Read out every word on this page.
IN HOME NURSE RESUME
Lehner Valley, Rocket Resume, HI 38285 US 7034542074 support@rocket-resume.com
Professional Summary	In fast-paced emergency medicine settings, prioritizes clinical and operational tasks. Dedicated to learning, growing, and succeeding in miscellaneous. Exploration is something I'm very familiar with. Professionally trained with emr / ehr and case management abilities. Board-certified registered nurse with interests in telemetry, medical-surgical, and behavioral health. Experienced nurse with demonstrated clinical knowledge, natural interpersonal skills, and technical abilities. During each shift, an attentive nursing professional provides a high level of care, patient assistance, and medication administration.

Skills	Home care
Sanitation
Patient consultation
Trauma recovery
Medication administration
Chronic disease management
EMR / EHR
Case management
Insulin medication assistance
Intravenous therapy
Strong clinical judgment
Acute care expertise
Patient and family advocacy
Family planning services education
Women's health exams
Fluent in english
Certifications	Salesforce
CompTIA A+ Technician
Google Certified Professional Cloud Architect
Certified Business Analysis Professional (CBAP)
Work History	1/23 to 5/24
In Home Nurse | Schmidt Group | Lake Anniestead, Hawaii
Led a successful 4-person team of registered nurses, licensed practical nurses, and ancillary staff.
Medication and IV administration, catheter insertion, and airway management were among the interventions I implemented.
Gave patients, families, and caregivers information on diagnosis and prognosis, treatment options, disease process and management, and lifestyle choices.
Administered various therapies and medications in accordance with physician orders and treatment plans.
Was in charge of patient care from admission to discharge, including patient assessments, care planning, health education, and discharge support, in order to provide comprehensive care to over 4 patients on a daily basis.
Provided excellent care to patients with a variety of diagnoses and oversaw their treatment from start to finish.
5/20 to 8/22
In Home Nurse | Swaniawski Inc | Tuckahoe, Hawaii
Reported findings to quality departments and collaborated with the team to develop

YOUR OBJECTIVE
Copy each entry exactly, leaving every line as it is.

WRITTEN SOLUTION
Read out every word on this page.
IN HOME NURSE RESUME
Lehner Valley, Rocket Resume, HI 38285 US 7034542074 support@rocket-resume.com
Professional Summary	In fast-paced emergency medicine settings, prioritizes clinical and operational tasks. Dedicated to learning, growing, and succeeding in miscellaneous. Exploration is something I'm very familiar with. Professionally trained with emr / ehr and case management abilities. Board-certified registered nurse with interests in telemetry, medical-surgical, and behavioral health. Experienced nurse with demonstrated clinical knowledge, natural interpersonal skills, and technical abilities. During each shift, an attentive nursing professional provides a high level of care, patient assistance, and medication administration.

Skills	Home care
Sanitation
Patient consultation
Trauma recovery
Medication administration
Chronic disease management
EMR / EHR
Case management
Insulin medication assistance
Intravenous therapy
Strong clinical judgment
Acute care expertise
Patient and family advocacy
Family planning services education
Women's health exams
Fluent in english
Certifications	Salesforce
CompTIA A+ Technician
Google Certified Professional Cloud Architect
Certified Business Analysis Professional (CBAP)
Work History	1/23 to 5/24
In Home Nurse | Schmidt Group | Lake Anniestead, Hawaii
Led a successful 4-person team of registered nurses, licensed practical nurses, and ancillary staff.
Medication and IV administration, catheter insertion, and airway management were among the interventions I implemented.
Gave patients, families, and caregivers information on diagnosis and prognosis, treatment options, disease process and management, and lifestyle choices.
Administered various therapies and medications in accordance with physician orders and treatment plans.
Was in charge of patient care from admission to discharge, including patient assessments, care planning, health education, and discharge support, in order to provide comprehensive care to over 4 patients on a daily basis.
Provided excellent care to patients with a variety of diagnoses and oversaw their treatment from start to finish.
5/20 to 8/22
In Home Nurse | Swaniawski Inc | Tuckahoe, Hawaii
Reported findings to quality departments and collaborated with the team to develop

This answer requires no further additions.